EXERCISE BRIEF — Extract every line that contains the string "Chloris".

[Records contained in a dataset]

^^^^^^^^

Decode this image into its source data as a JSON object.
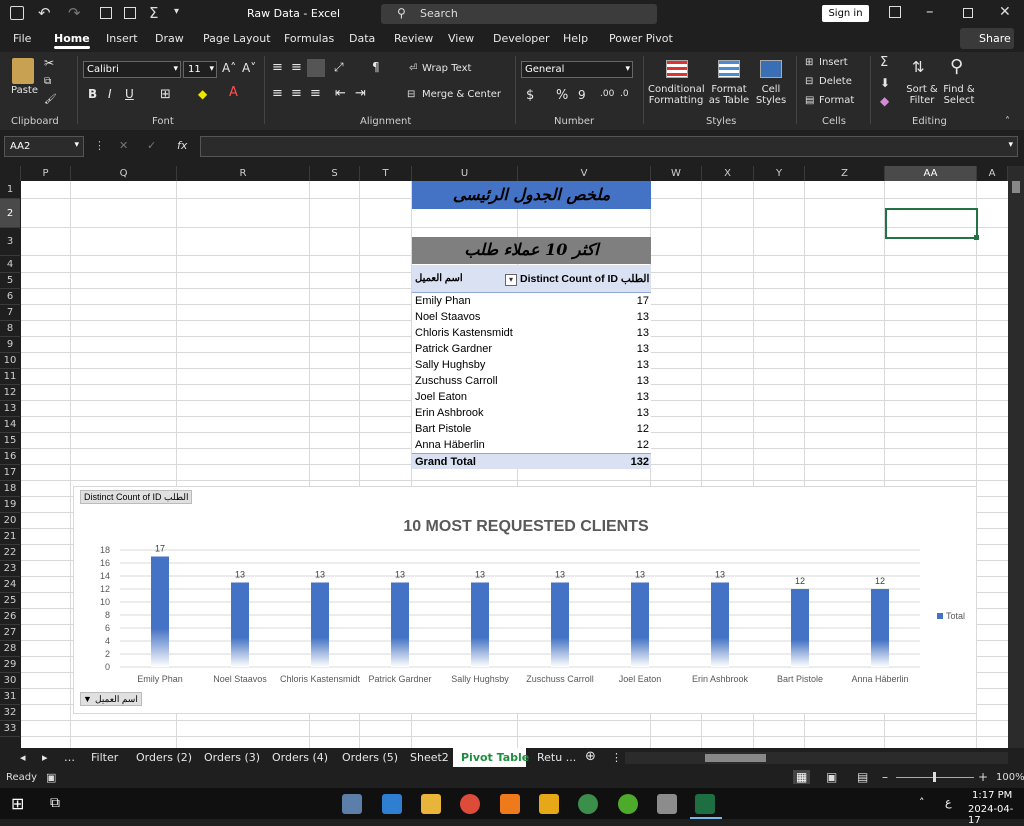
{
  "titlebar": {
    "title": "Raw Data  -  Excel",
    "search_placeholder": "Search",
    "signin": "Sign in"
  },
  "menu": [
    "File",
    "Home",
    "Insert",
    "Draw",
    "Page Layout",
    "Formulas",
    "Data",
    "Review",
    "View",
    "Developer",
    "Help",
    "Power Pivot"
  ],
  "share_label": "Share",
  "ribbon": {
    "paste": "Paste",
    "font_name": "Calibri",
    "font_size": "11",
    "wrap_text": "Wrap Text",
    "merge_center": "Merge & Center",
    "number_format": "General",
    "conditional_formatting": "Conditional Formatting",
    "format_as_table": "Format as Table",
    "cell_styles": "Cell Styles",
    "insert": "Insert",
    "delete": "Delete",
    "format": "Format",
    "sort_filter": "Sort & Filter",
    "find_select": "Find & Select",
    "groups": {
      "clipboard": "Clipboard",
      "font": "Font",
      "alignment": "Alignment",
      "number": "Number",
      "styles": "Styles",
      "cells": "Cells",
      "editing": "Editing"
    }
  },
  "formula": {
    "name_box": "AA2",
    "value": ""
  },
  "columns": [
    "P",
    "Q",
    "R",
    "S",
    "T",
    "U",
    "V",
    "W",
    "X",
    "Y",
    "Z",
    "AA",
    "A"
  ],
  "rows": [
    "1",
    "2",
    "3",
    "4",
    "5",
    "6",
    "7",
    "8",
    "9",
    "10",
    "11",
    "12",
    "13",
    "14",
    "15",
    "16",
    "17",
    "18",
    "19",
    "20",
    "21",
    "22",
    "23",
    "24",
    "25",
    "26",
    "27",
    "28",
    "29",
    "30",
    "31",
    "32",
    "33"
  ],
  "pivot": {
    "title1": "ملخص الجدول الرئيسى",
    "title2": "اكثر 10 عملاء طلب",
    "header_left": "اسم العميل",
    "header_right": "Distinct Count of ID الطلب",
    "rows": [
      {
        "name": "Emily Phan",
        "value": "17"
      },
      {
        "name": "Noel Staavos",
        "value": "13"
      },
      {
        "name": "Chloris Kastensmidt",
        "value": "13"
      },
      {
        "name": "Patrick Gardner",
        "value": "13"
      },
      {
        "name": "Sally Hughsby",
        "value": "13"
      },
      {
        "name": "Zuschuss Carroll",
        "value": "13"
      },
      {
        "name": "Joel Eaton",
        "value": "13"
      },
      {
        "name": "Erin Ashbrook",
        "value": "13"
      },
      {
        "name": "Bart Pistole",
        "value": "12"
      },
      {
        "name": "Anna Häberlin",
        "value": "12"
      }
    ],
    "grand_total_label": "Grand Total",
    "grand_total_value": "132"
  },
  "chart_field_button": "Distinct Count of ID الطلب",
  "chart_axis_field_button": "اسم العميل",
  "chart_data": {
    "type": "bar",
    "title": "10 MOST REQUESTED CLIENTS",
    "categories": [
      "Emily Phan",
      "Noel Staavos",
      "Chloris Kastensmidt",
      "Patrick Gardner",
      "Sally Hughsby",
      "Zuschuss Carroll",
      "Joel Eaton",
      "Erin Ashbrook",
      "Bart Pistole",
      "Anna Häberlin"
    ],
    "series": [
      {
        "name": "Total",
        "values": [
          17,
          13,
          13,
          13,
          13,
          13,
          13,
          13,
          12,
          12
        ]
      }
    ],
    "ylim": [
      0,
      18
    ],
    "yticks": [
      "0",
      "2",
      "4",
      "6",
      "8",
      "10",
      "12",
      "14",
      "16",
      "18"
    ],
    "legend": "right",
    "grid": true,
    "bar_color": "#4472c4"
  },
  "sheets": [
    "Filter",
    "Orders (2)",
    "Orders (3)",
    "Orders (4)",
    "Orders (5)",
    "Sheet2",
    "Pivot Table",
    "Retu ..."
  ],
  "active_sheet": "Pivot Table",
  "status": {
    "ready": "Ready",
    "zoom": "100%"
  },
  "taskbar": {
    "time": "1:17 PM",
    "date": "2024-04-17",
    "lang": "ع"
  }
}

^^^^^^^^

ANSWER —
        "name": "Chloris Kastensmidt",
      "Chloris Kastensmidt",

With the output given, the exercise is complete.